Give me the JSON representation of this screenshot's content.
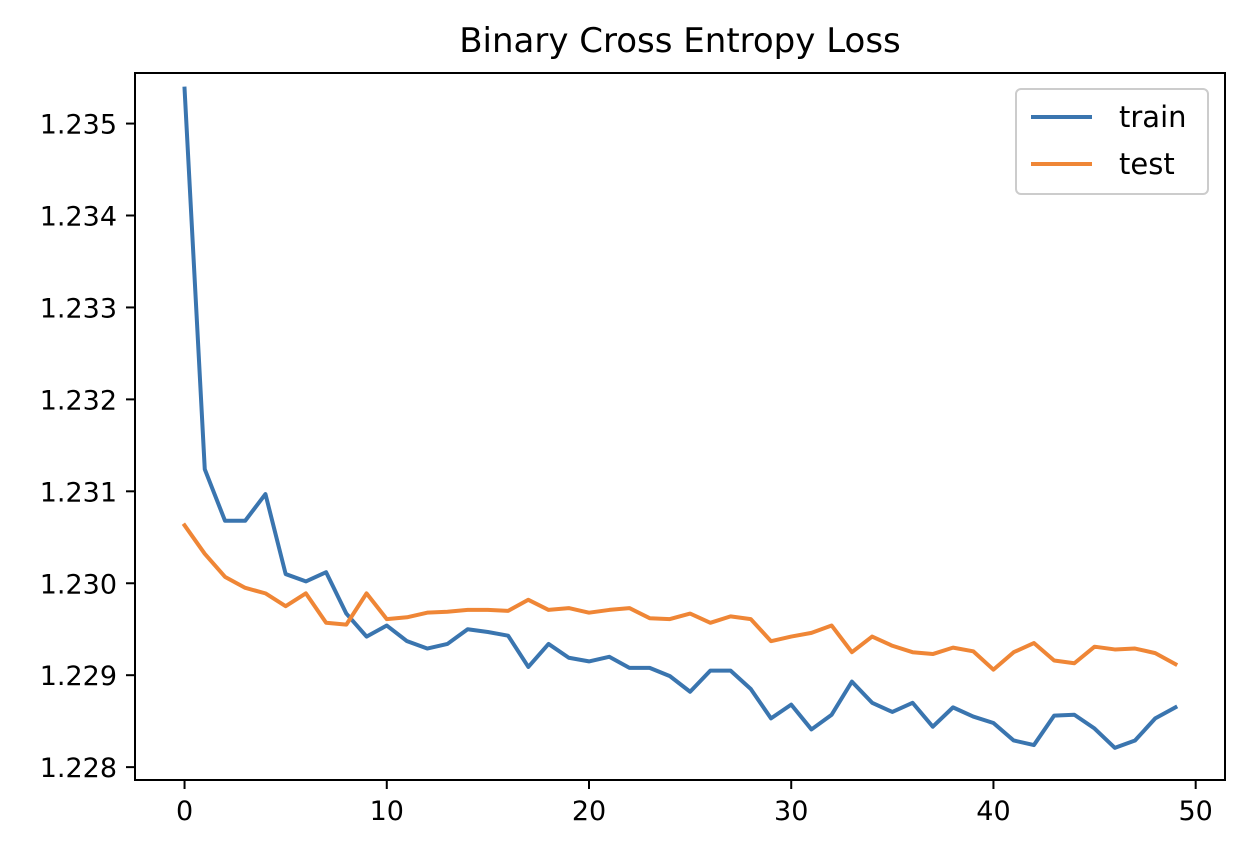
{
  "chart_data": {
    "type": "line",
    "title": "Binary Cross Entropy Loss",
    "xlabel": "",
    "ylabel": "",
    "xlim": [
      -2.45,
      51.45
    ],
    "ylim": [
      1.22786,
      1.23555
    ],
    "x_ticks": [
      0,
      10,
      20,
      30,
      40,
      50
    ],
    "x_tick_labels": [
      "0",
      "10",
      "20",
      "30",
      "40",
      "50"
    ],
    "y_ticks": [
      1.228,
      1.229,
      1.23,
      1.231,
      1.232,
      1.233,
      1.234,
      1.235
    ],
    "y_tick_labels": [
      "1.228",
      "1.229",
      "1.230",
      "1.231",
      "1.232",
      "1.233",
      "1.234",
      "1.235"
    ],
    "grid": false,
    "legend_position": "top-right",
    "x": [
      0,
      1,
      2,
      3,
      4,
      5,
      6,
      7,
      8,
      9,
      10,
      11,
      12,
      13,
      14,
      15,
      16,
      17,
      18,
      19,
      20,
      21,
      22,
      23,
      24,
      25,
      26,
      27,
      28,
      29,
      30,
      31,
      32,
      33,
      34,
      35,
      36,
      37,
      38,
      39,
      40,
      41,
      42,
      43,
      44,
      45,
      46,
      47,
      48,
      49
    ],
    "series": [
      {
        "name": "train",
        "color": "#3a75af",
        "values": [
          1.23538,
          1.23124,
          1.23068,
          1.23068,
          1.23097,
          1.2301,
          1.23002,
          1.23012,
          1.22967,
          1.22942,
          1.22954,
          1.22937,
          1.22929,
          1.22934,
          1.2295,
          1.22947,
          1.22943,
          1.22909,
          1.22934,
          1.22919,
          1.22915,
          1.2292,
          1.22908,
          1.22908,
          1.22899,
          1.22882,
          1.22905,
          1.22905,
          1.22885,
          1.22853,
          1.22868,
          1.22841,
          1.22857,
          1.22893,
          1.2287,
          1.2286,
          1.2287,
          1.22844,
          1.22865,
          1.22855,
          1.22848,
          1.22829,
          1.22824,
          1.22856,
          1.22857,
          1.22842,
          1.22821,
          1.22829,
          1.22853,
          1.22865
        ]
      },
      {
        "name": "test",
        "color": "#ef8636",
        "values": [
          1.23063,
          1.23032,
          1.23007,
          1.22995,
          1.22989,
          1.22975,
          1.22989,
          1.22957,
          1.22955,
          1.22989,
          1.22961,
          1.22963,
          1.22968,
          1.22969,
          1.22971,
          1.22971,
          1.2297,
          1.22982,
          1.22971,
          1.22973,
          1.22968,
          1.22971,
          1.22973,
          1.22962,
          1.22961,
          1.22967,
          1.22957,
          1.22964,
          1.22961,
          1.22937,
          1.22942,
          1.22946,
          1.22954,
          1.22925,
          1.22942,
          1.22932,
          1.22925,
          1.22923,
          1.2293,
          1.22926,
          1.22906,
          1.22925,
          1.22935,
          1.22916,
          1.22913,
          1.22931,
          1.22928,
          1.22929,
          1.22924,
          1.22912
        ]
      }
    ]
  }
}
* * *
◆ Objective:
Restate each line of the records exactly; pictures do not belong in the copy.

◆ Output for this exercise:
Give me the JSON representation of this screenshot's content.
{
  "chart_data": {
    "type": "line",
    "title": "Binary Cross Entropy Loss",
    "xlabel": "",
    "ylabel": "",
    "xlim": [
      -2.45,
      51.45
    ],
    "ylim": [
      1.22786,
      1.23555
    ],
    "x_ticks": [
      0,
      10,
      20,
      30,
      40,
      50
    ],
    "x_tick_labels": [
      "0",
      "10",
      "20",
      "30",
      "40",
      "50"
    ],
    "y_ticks": [
      1.228,
      1.229,
      1.23,
      1.231,
      1.232,
      1.233,
      1.234,
      1.235
    ],
    "y_tick_labels": [
      "1.228",
      "1.229",
      "1.230",
      "1.231",
      "1.232",
      "1.233",
      "1.234",
      "1.235"
    ],
    "grid": false,
    "legend_position": "top-right",
    "x": [
      0,
      1,
      2,
      3,
      4,
      5,
      6,
      7,
      8,
      9,
      10,
      11,
      12,
      13,
      14,
      15,
      16,
      17,
      18,
      19,
      20,
      21,
      22,
      23,
      24,
      25,
      26,
      27,
      28,
      29,
      30,
      31,
      32,
      33,
      34,
      35,
      36,
      37,
      38,
      39,
      40,
      41,
      42,
      43,
      44,
      45,
      46,
      47,
      48,
      49
    ],
    "series": [
      {
        "name": "train",
        "color": "#3a75af",
        "values": [
          1.23538,
          1.23124,
          1.23068,
          1.23068,
          1.23097,
          1.2301,
          1.23002,
          1.23012,
          1.22967,
          1.22942,
          1.22954,
          1.22937,
          1.22929,
          1.22934,
          1.2295,
          1.22947,
          1.22943,
          1.22909,
          1.22934,
          1.22919,
          1.22915,
          1.2292,
          1.22908,
          1.22908,
          1.22899,
          1.22882,
          1.22905,
          1.22905,
          1.22885,
          1.22853,
          1.22868,
          1.22841,
          1.22857,
          1.22893,
          1.2287,
          1.2286,
          1.2287,
          1.22844,
          1.22865,
          1.22855,
          1.22848,
          1.22829,
          1.22824,
          1.22856,
          1.22857,
          1.22842,
          1.22821,
          1.22829,
          1.22853,
          1.22865
        ]
      },
      {
        "name": "test",
        "color": "#ef8636",
        "values": [
          1.23063,
          1.23032,
          1.23007,
          1.22995,
          1.22989,
          1.22975,
          1.22989,
          1.22957,
          1.22955,
          1.22989,
          1.22961,
          1.22963,
          1.22968,
          1.22969,
          1.22971,
          1.22971,
          1.2297,
          1.22982,
          1.22971,
          1.22973,
          1.22968,
          1.22971,
          1.22973,
          1.22962,
          1.22961,
          1.22967,
          1.22957,
          1.22964,
          1.22961,
          1.22937,
          1.22942,
          1.22946,
          1.22954,
          1.22925,
          1.22942,
          1.22932,
          1.22925,
          1.22923,
          1.2293,
          1.22926,
          1.22906,
          1.22925,
          1.22935,
          1.22916,
          1.22913,
          1.22931,
          1.22928,
          1.22929,
          1.22924,
          1.22912
        ]
      }
    ]
  }
}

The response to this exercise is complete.